Exercise input

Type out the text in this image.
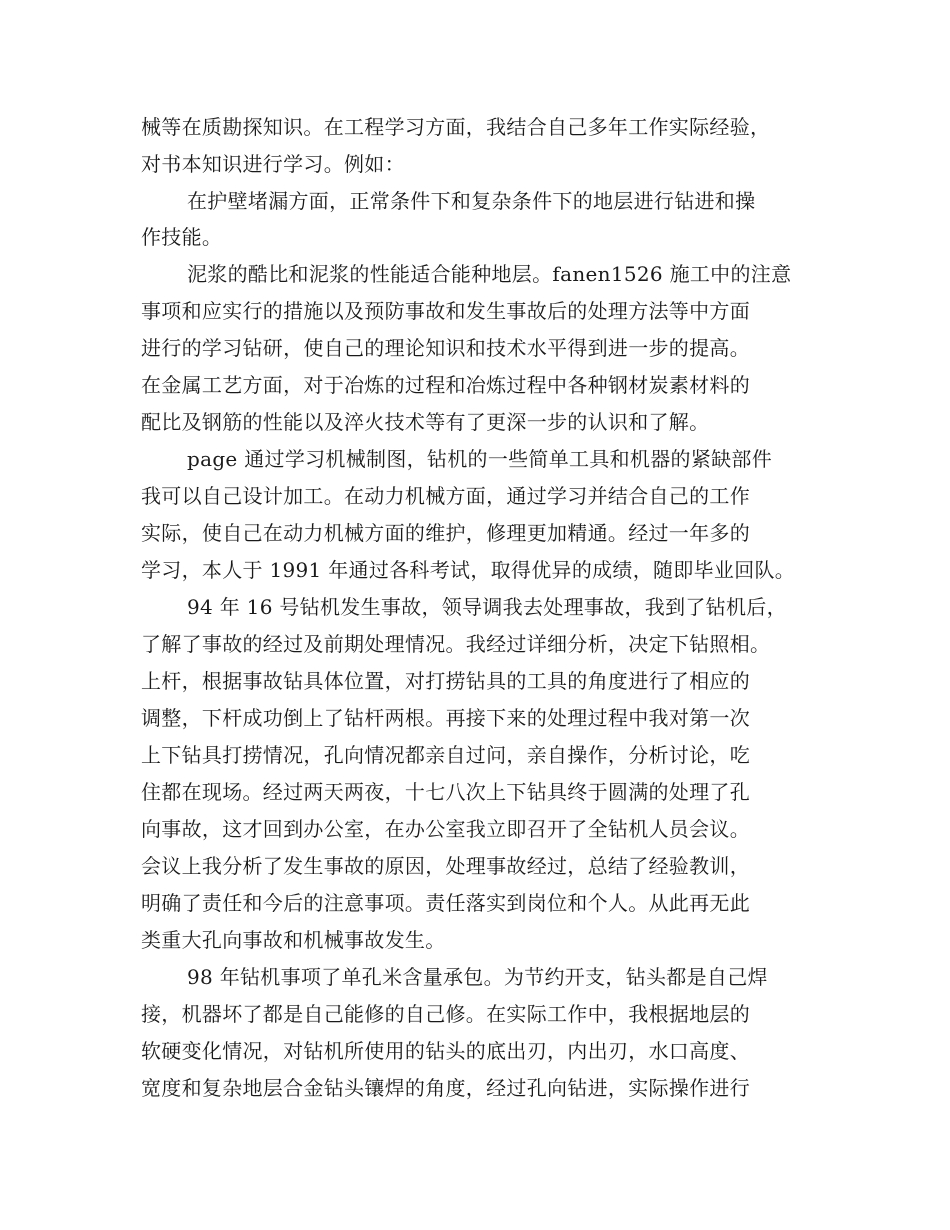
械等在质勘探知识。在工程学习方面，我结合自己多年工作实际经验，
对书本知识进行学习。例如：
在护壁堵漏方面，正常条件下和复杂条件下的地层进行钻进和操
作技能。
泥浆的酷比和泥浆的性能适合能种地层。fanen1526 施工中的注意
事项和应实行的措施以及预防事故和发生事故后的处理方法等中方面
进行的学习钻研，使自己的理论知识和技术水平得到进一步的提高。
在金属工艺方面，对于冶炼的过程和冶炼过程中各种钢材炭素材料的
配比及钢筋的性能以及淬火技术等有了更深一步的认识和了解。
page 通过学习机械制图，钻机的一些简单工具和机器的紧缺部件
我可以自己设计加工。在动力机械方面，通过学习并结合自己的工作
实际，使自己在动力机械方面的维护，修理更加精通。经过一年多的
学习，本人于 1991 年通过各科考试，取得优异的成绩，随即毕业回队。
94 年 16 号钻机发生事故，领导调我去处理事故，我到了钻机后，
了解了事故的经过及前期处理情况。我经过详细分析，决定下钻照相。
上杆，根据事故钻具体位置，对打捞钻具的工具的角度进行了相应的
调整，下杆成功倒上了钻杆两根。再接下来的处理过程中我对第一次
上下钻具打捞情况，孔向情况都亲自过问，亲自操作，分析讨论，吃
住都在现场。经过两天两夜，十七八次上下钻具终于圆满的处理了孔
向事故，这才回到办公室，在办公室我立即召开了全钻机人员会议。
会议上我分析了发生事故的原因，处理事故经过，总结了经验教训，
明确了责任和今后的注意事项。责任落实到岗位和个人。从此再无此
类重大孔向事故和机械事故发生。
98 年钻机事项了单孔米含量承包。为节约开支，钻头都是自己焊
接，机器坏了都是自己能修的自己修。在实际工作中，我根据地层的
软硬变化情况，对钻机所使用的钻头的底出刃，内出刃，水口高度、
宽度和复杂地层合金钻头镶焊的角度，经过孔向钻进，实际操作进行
---
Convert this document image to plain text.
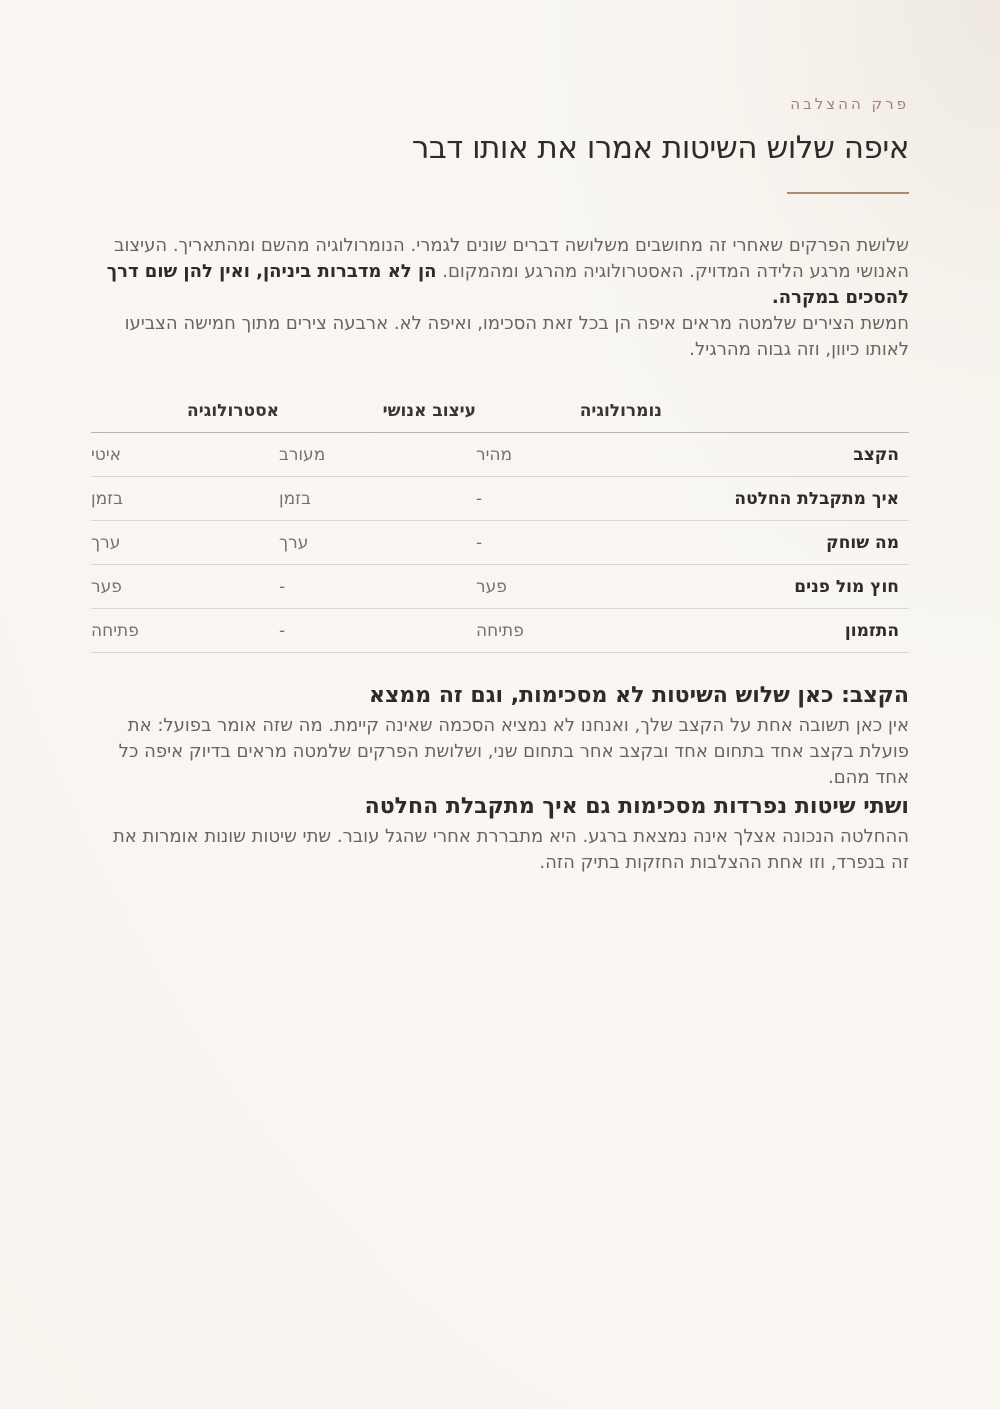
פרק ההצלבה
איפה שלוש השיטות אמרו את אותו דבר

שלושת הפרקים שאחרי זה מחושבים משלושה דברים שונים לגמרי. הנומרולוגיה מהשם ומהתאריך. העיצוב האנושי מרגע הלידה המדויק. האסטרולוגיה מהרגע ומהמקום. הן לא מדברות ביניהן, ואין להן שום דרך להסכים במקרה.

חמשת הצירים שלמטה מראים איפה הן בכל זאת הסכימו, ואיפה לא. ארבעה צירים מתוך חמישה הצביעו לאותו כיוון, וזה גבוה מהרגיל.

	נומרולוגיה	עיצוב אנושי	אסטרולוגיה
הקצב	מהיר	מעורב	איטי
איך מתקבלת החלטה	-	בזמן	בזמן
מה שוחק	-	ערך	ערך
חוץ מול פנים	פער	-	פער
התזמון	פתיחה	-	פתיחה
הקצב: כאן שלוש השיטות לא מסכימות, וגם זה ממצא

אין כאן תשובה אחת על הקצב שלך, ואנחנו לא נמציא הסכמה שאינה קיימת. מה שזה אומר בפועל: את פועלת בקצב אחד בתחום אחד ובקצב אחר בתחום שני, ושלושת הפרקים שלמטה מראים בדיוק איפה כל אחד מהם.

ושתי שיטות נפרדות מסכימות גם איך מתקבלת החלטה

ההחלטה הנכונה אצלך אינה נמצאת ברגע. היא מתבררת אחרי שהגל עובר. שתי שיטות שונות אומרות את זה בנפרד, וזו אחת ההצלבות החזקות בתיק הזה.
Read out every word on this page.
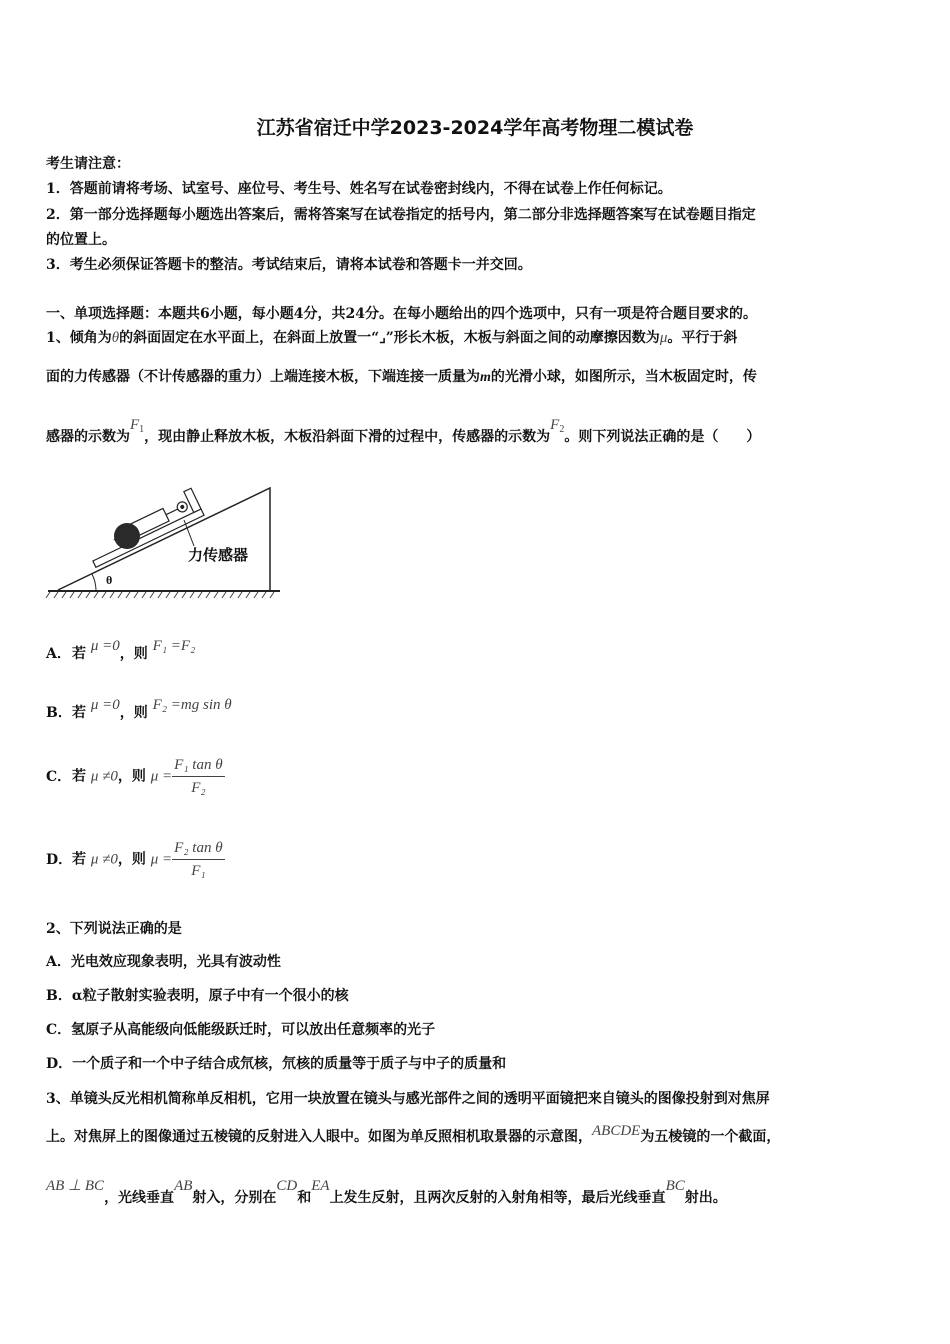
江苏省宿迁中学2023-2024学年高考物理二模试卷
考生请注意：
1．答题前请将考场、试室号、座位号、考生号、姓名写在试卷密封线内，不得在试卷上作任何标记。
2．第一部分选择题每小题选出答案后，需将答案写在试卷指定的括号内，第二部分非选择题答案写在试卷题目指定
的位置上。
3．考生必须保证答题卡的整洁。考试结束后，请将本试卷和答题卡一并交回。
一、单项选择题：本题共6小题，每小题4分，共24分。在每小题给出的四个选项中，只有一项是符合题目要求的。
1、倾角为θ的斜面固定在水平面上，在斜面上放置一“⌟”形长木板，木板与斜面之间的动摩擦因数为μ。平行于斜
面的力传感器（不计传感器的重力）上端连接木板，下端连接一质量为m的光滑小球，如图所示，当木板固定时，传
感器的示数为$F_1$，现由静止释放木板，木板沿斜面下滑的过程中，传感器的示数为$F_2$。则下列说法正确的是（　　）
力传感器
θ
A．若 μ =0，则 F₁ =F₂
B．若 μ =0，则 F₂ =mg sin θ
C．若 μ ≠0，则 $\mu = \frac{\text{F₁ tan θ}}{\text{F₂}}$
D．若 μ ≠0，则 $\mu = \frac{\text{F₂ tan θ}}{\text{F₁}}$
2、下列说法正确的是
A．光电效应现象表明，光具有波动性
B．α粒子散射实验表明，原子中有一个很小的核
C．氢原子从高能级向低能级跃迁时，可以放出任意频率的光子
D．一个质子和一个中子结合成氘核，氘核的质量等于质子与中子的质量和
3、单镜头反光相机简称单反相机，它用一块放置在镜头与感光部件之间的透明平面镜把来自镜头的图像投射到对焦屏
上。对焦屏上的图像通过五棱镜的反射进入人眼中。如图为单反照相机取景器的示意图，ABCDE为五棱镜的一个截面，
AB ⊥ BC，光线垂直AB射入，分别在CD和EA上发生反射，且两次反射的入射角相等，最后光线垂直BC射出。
==
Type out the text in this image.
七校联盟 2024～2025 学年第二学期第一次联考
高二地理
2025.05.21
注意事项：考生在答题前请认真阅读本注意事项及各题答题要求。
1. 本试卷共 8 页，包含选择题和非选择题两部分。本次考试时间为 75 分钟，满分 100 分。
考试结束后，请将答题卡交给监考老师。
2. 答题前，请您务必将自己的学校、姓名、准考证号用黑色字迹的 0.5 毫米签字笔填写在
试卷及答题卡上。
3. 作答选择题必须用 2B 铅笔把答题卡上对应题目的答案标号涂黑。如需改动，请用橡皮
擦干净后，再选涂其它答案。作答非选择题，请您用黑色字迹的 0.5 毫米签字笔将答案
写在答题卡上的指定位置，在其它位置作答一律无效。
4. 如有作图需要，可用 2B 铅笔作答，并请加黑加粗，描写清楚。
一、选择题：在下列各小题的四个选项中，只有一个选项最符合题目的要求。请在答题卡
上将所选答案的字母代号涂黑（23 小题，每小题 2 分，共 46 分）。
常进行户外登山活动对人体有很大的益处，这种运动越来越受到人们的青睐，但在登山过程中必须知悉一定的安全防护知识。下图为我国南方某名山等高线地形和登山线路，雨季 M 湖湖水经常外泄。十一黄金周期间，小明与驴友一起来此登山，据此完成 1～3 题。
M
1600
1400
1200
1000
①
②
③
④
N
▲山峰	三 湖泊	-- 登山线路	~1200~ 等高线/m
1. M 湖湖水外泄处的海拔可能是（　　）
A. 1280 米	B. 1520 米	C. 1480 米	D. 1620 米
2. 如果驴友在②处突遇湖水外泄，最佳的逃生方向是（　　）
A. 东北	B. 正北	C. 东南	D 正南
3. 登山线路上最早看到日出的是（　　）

Direction
From the material above, gather all lines that include the string "frac" and copy them.

Response to the task
C．若 μ ≠0，则 $\mu = \frac{\text{F₁ tan θ}}{\text{F₂}}$
D．若 μ ≠0，则 $\mu = \frac{\text{F₂ tan θ}}{\text{F₁}}$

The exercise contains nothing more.